Given request: Copy the data exactly as it appears, and do not include any pictures.

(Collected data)
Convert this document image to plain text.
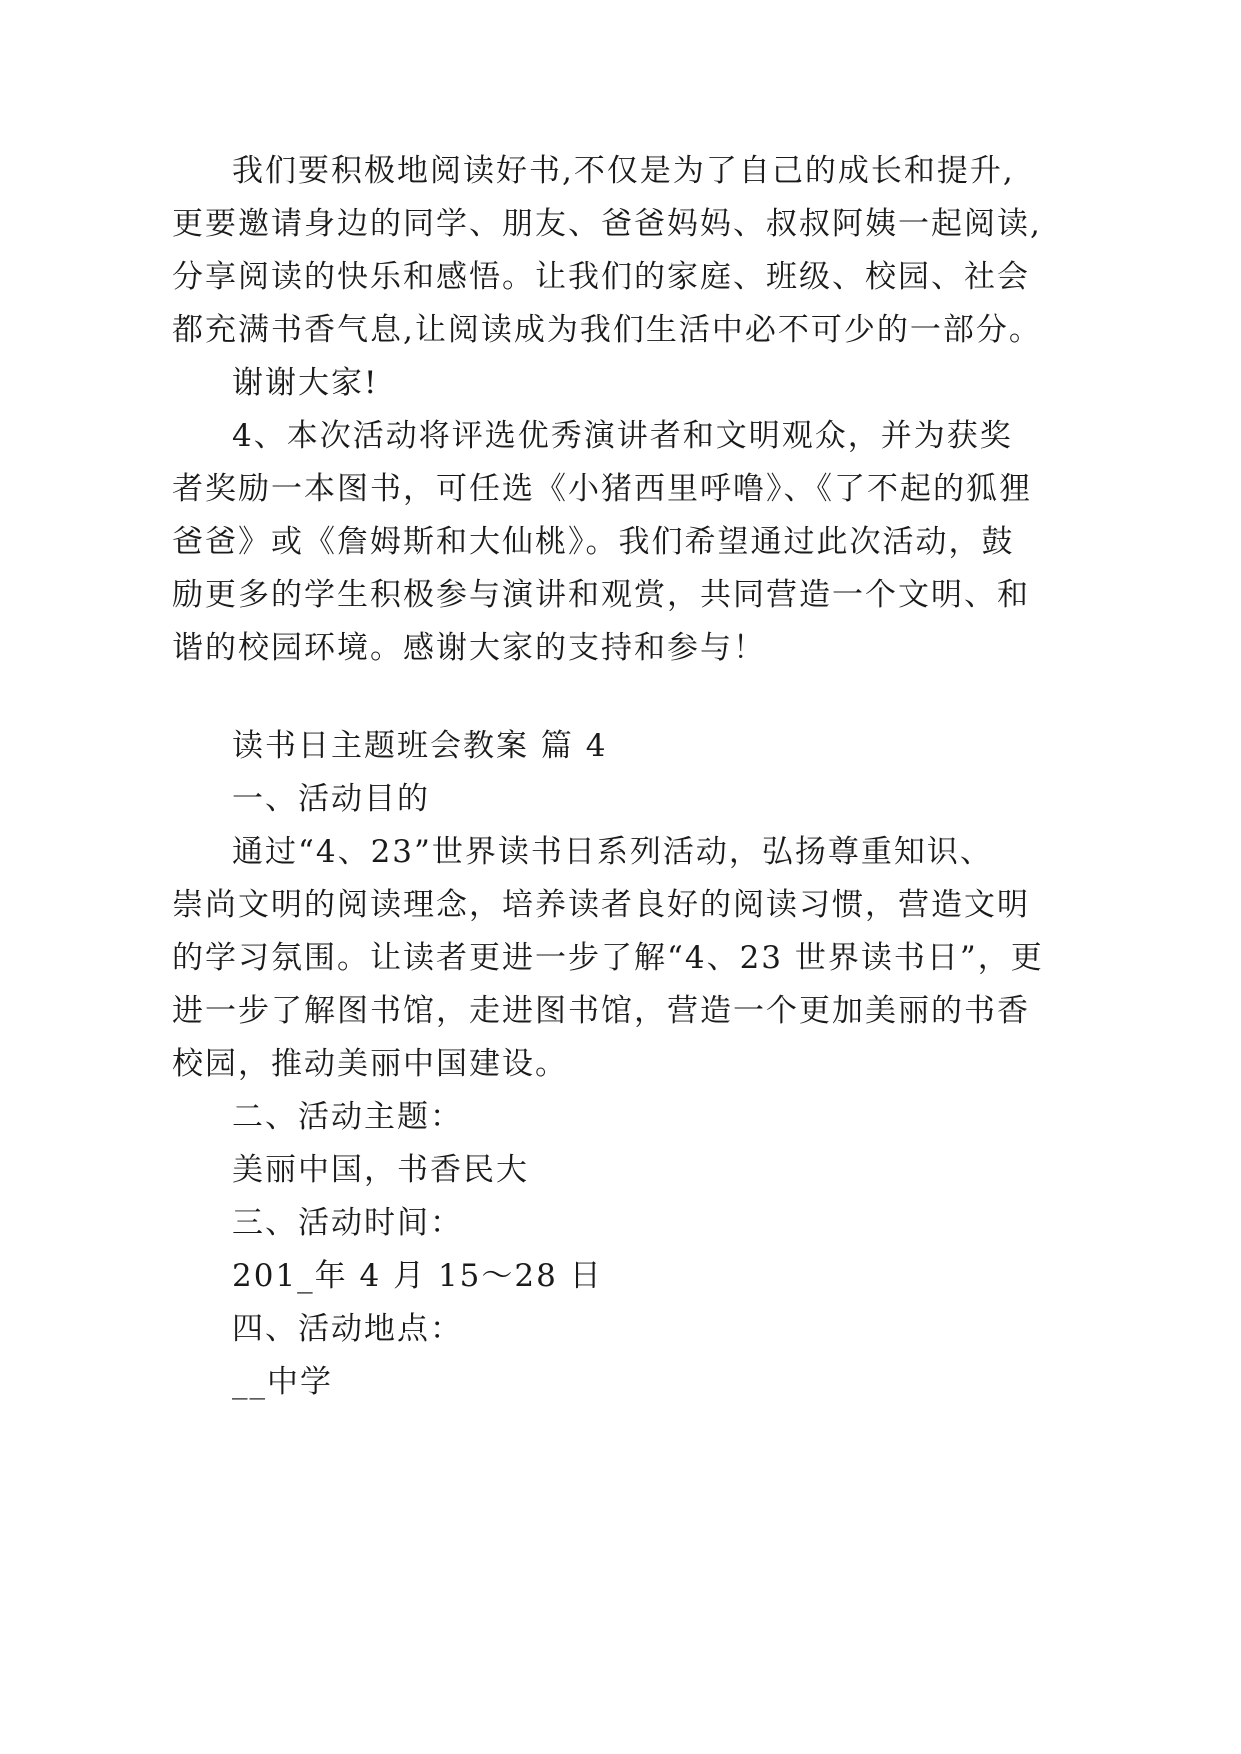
我们要积极地阅读好书,不仅是为了自己的成长和提升,

更要邀请身边的同学、朋友、爸爸妈妈、叔叔阿姨一起阅读,

分享阅读的快乐和感悟。让我们的家庭、班级、校园、社会

都充满书香气息,让阅读成为我们生活中必不可少的一部分。

谢谢大家!

4、本次活动将评选优秀演讲者和文明观众，并为获奖

者奖励一本图书，可任选《小猪西里呼噜》、《了不起的狐狸

爸爸》或《詹姆斯和大仙桃》。我们希望通过此次活动，鼓

励更多的学生积极参与演讲和观赏，共同营造一个文明、和

谐的校园环境。感谢大家的支持和参与！

读书日主题班会教案 篇 4

一、活动目的

通过“4、23”世界读书日系列活动，弘扬尊重知识、

崇尚文明的阅读理念，培养读者良好的阅读习惯，营造文明

的学习氛围。让读者更进一步了解“4、23 世界读书日”，更

进一步了解图书馆，走进图书馆，营造一个更加美丽的书香

校园，推动美丽中国建设。

二、活动主题：

美丽中国，书香民大

三、活动时间：

201_年 4 月 15～28 日

四、活动地点：

__中学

In response:
Convert this document image to plain text.
我们要积极地阅读好书,不仅是为了自己的成长和提升,

更要邀请身边的同学、朋友、爸爸妈妈、叔叔阿姨一起阅读,

分享阅读的快乐和感悟。让我们的家庭、班级、校园、社会

都充满书香气息,让阅读成为我们生活中必不可少的一部分。

谢谢大家!

4、本次活动将评选优秀演讲者和文明观众，并为获奖

者奖励一本图书，可任选《小猪西里呼噜》、《了不起的狐狸

爸爸》或《詹姆斯和大仙桃》。我们希望通过此次活动，鼓

励更多的学生积极参与演讲和观赏，共同营造一个文明、和

谐的校园环境。感谢大家的支持和参与！

读书日主题班会教案 篇 4

一、活动目的

通过“4、23”世界读书日系列活动，弘扬尊重知识、

崇尚文明的阅读理念，培养读者良好的阅读习惯，营造文明

的学习氛围。让读者更进一步了解“4、23 世界读书日”，更

进一步了解图书馆，走进图书馆，营造一个更加美丽的书香

校园，推动美丽中国建设。

二、活动主题：

美丽中国，书香民大

三、活动时间：

201_年 4 月 15～28 日

四、活动地点：

__中学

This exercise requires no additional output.